Check each line of the records below and collect those that include the word "phase".

(Items from a data source)
========

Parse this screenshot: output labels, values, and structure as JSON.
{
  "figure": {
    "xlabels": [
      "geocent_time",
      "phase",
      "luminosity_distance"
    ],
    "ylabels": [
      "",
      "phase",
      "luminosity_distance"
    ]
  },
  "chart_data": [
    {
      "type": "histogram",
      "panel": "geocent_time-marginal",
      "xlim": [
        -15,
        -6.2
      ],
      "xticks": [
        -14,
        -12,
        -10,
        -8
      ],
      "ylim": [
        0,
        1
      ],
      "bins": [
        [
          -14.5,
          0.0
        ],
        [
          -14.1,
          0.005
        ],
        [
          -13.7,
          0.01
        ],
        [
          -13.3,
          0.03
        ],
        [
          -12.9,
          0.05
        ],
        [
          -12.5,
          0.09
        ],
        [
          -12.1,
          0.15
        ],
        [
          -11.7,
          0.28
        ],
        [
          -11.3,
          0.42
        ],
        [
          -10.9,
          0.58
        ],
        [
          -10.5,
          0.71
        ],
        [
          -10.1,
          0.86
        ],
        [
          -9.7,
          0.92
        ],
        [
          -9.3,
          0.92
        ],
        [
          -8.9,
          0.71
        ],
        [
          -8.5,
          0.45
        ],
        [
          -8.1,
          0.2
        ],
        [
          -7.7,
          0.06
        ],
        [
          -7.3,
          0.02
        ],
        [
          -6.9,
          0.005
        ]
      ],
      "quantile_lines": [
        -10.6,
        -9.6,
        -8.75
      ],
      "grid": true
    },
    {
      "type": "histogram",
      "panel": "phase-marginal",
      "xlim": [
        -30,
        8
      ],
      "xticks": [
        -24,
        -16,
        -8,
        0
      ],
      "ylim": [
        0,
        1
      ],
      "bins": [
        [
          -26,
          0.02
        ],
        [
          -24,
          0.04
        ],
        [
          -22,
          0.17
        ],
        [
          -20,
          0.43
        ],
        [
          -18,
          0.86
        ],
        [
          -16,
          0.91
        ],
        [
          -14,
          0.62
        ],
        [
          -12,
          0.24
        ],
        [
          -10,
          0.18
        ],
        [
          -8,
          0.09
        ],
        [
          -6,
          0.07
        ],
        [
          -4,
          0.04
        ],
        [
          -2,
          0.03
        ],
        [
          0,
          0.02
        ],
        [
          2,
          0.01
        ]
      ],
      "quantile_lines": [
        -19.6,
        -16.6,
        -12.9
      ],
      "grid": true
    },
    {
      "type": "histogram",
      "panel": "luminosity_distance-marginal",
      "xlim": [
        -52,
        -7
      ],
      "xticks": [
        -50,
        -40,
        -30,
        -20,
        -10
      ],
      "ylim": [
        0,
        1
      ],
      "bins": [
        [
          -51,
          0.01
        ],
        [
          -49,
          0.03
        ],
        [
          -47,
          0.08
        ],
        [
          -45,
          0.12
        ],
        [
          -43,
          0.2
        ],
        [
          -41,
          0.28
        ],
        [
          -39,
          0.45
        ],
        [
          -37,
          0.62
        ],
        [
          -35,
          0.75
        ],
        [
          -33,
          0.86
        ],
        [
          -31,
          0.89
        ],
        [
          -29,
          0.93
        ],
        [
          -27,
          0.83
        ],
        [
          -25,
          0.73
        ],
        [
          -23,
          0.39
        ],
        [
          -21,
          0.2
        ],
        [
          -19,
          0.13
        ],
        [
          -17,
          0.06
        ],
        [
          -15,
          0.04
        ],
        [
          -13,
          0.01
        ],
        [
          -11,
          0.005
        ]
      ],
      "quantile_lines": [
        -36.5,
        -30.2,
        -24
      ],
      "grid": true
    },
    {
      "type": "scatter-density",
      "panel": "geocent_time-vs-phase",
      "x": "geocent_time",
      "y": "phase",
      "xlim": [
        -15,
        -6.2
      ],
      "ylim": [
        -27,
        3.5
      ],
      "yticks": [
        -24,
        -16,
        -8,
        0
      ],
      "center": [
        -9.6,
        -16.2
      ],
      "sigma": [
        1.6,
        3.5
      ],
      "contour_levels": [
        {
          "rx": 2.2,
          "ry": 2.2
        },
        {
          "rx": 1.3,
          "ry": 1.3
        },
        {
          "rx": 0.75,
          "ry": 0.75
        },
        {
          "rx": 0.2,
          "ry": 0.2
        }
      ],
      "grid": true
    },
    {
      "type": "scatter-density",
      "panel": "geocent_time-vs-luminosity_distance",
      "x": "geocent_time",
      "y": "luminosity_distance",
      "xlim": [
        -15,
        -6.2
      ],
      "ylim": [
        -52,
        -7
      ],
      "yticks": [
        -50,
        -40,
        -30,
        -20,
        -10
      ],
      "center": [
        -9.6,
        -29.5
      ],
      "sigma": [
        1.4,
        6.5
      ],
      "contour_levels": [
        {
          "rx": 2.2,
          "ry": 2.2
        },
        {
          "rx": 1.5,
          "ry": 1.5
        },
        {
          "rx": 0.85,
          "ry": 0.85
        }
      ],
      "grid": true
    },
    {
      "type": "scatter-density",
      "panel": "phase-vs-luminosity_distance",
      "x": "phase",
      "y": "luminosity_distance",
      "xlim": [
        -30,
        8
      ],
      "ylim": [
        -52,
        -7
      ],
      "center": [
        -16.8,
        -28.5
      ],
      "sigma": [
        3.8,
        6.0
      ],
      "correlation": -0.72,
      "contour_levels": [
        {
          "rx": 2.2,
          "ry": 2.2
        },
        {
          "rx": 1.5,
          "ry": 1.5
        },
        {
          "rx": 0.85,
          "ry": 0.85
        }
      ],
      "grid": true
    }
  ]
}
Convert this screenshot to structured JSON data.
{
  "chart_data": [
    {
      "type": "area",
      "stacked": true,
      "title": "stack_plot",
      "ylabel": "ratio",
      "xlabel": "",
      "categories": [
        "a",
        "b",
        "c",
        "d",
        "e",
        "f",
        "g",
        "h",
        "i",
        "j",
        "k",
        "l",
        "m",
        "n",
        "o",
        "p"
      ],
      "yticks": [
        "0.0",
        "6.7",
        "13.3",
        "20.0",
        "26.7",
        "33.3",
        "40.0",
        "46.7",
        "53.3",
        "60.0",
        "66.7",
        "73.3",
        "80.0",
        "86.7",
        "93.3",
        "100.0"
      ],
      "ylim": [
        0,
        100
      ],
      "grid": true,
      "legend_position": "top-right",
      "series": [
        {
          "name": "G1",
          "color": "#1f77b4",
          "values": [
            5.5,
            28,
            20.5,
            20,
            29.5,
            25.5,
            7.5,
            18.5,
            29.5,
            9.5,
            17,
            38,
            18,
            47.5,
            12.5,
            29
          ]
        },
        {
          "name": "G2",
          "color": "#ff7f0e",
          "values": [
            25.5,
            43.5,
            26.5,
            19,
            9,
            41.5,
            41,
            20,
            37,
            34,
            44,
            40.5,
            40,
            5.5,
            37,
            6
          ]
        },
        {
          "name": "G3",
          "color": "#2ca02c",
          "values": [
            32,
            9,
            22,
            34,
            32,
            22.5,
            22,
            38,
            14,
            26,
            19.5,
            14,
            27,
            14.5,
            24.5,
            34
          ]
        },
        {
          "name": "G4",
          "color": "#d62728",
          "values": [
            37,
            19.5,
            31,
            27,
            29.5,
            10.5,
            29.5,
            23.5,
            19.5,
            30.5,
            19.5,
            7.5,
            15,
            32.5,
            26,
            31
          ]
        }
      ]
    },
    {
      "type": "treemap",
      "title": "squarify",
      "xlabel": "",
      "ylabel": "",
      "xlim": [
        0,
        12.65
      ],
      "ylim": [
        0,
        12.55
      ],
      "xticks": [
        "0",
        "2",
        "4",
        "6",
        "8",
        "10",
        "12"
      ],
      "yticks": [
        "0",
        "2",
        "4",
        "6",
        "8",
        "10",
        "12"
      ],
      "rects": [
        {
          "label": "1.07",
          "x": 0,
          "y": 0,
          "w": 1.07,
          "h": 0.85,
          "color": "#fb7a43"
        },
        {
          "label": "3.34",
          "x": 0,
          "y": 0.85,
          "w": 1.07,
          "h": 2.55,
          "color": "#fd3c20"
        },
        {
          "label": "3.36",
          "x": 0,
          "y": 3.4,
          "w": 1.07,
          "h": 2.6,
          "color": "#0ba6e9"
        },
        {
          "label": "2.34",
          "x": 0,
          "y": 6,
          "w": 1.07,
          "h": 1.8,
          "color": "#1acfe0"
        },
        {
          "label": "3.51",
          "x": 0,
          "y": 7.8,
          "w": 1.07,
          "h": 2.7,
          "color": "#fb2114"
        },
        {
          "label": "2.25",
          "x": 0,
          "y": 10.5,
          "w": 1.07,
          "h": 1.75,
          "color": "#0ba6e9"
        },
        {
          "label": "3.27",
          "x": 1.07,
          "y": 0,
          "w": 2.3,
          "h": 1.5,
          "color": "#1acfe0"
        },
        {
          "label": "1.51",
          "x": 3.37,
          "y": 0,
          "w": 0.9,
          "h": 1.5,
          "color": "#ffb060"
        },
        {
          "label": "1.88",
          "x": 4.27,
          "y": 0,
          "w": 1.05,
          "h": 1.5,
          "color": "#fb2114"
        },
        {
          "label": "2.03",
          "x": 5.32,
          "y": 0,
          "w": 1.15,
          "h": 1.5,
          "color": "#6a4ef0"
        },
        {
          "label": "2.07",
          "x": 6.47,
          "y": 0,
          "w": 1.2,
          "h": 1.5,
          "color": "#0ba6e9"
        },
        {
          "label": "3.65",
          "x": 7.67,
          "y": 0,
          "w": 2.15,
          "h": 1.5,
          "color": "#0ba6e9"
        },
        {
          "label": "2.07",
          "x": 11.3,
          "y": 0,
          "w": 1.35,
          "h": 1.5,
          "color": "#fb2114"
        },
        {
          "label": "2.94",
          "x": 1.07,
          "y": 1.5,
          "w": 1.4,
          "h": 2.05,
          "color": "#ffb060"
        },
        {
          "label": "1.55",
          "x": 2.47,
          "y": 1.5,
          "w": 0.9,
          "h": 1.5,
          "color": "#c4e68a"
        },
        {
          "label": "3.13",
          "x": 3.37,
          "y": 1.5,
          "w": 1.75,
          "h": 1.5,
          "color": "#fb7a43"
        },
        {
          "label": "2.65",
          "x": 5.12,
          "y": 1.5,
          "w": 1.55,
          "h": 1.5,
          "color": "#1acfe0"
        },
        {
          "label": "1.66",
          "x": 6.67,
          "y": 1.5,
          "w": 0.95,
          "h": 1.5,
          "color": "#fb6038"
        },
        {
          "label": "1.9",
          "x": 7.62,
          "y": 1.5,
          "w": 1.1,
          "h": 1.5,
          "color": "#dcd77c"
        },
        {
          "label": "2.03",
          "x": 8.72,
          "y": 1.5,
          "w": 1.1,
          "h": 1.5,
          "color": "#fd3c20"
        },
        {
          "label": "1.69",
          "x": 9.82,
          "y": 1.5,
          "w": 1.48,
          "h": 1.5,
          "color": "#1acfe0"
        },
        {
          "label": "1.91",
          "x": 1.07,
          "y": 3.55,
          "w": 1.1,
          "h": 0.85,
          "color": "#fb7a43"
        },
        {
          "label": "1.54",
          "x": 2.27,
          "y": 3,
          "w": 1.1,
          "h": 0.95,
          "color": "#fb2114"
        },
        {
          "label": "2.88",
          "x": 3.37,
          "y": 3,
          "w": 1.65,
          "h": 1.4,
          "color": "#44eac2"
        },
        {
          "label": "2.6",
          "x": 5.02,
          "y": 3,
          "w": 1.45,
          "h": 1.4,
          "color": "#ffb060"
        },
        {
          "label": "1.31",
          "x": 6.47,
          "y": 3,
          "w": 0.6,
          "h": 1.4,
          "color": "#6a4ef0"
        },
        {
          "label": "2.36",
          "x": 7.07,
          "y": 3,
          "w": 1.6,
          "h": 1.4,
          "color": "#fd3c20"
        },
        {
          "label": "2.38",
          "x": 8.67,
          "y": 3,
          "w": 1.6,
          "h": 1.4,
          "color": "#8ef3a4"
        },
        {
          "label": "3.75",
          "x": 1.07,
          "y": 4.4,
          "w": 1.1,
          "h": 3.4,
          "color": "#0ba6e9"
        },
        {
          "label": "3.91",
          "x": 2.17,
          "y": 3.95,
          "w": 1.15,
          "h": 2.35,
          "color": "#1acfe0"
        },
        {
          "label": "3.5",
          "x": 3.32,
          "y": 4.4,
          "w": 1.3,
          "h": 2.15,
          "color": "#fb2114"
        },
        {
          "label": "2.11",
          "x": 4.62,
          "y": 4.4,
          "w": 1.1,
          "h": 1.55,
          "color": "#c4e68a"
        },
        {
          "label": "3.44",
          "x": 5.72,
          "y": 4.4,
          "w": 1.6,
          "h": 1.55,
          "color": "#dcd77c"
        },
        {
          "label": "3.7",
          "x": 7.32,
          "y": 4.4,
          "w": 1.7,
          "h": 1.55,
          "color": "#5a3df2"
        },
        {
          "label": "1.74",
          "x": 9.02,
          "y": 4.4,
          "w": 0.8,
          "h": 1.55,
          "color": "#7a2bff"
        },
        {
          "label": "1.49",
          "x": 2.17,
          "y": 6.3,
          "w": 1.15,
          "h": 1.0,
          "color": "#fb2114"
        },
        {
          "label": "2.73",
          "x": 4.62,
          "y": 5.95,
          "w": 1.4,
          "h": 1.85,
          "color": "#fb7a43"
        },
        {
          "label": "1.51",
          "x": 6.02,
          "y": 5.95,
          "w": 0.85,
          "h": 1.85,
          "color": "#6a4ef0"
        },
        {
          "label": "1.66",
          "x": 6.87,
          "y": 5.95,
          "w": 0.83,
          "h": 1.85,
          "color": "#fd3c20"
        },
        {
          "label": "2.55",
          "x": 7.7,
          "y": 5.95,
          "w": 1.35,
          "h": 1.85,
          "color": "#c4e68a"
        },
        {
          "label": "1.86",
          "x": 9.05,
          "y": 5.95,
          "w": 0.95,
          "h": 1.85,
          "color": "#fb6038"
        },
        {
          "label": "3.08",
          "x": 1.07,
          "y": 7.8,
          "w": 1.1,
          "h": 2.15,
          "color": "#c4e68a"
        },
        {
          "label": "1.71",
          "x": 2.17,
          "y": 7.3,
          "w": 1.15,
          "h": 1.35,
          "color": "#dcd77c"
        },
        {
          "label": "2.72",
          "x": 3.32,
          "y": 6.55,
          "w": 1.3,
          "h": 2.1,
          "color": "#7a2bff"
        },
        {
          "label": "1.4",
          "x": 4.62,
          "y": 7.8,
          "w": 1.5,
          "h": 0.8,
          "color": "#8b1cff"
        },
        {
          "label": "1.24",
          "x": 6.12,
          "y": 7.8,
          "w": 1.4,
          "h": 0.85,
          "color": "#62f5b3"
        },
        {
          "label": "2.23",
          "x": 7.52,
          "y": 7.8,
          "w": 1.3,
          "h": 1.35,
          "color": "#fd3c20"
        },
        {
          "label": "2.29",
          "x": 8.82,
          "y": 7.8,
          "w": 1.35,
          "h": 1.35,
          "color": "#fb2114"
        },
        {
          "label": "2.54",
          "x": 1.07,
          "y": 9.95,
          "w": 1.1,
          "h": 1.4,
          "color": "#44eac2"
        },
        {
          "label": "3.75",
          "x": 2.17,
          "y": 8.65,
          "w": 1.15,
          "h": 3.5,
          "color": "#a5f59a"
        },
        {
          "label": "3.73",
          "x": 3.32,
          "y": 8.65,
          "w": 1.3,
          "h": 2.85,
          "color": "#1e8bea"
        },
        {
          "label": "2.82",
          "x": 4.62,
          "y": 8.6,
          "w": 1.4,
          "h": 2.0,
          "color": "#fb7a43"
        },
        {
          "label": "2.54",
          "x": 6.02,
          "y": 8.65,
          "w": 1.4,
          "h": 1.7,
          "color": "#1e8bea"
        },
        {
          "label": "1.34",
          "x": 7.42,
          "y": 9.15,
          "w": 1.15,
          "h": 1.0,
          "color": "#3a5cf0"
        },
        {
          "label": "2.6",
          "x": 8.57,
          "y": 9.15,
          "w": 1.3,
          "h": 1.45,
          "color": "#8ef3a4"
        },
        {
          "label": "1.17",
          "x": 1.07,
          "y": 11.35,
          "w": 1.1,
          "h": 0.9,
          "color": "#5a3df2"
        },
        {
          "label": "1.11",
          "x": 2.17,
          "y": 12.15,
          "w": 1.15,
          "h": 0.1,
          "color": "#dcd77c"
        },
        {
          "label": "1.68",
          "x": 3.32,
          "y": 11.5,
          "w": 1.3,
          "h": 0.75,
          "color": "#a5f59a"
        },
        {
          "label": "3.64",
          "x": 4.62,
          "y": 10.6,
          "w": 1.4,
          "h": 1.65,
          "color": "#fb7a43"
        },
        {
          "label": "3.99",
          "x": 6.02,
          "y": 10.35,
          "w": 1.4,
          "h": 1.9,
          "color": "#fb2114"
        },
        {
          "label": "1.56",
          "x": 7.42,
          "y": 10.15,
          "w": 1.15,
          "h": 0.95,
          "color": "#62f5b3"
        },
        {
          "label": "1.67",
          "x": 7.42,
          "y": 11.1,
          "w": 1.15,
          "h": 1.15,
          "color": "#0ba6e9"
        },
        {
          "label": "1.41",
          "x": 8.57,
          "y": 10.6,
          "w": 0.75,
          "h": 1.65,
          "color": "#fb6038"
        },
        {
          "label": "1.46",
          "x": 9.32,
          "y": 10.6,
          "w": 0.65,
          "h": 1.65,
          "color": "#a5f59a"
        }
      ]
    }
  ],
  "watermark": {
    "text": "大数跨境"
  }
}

========

> **Solution to this problem**:
      "phase",
      "phase",
      "panel": "phase-marginal",
      "panel": "geocent_time-vs-phase",
      "y": "phase",
      "panel": "phase-vs-luminosity_distance",
      "x": "phase",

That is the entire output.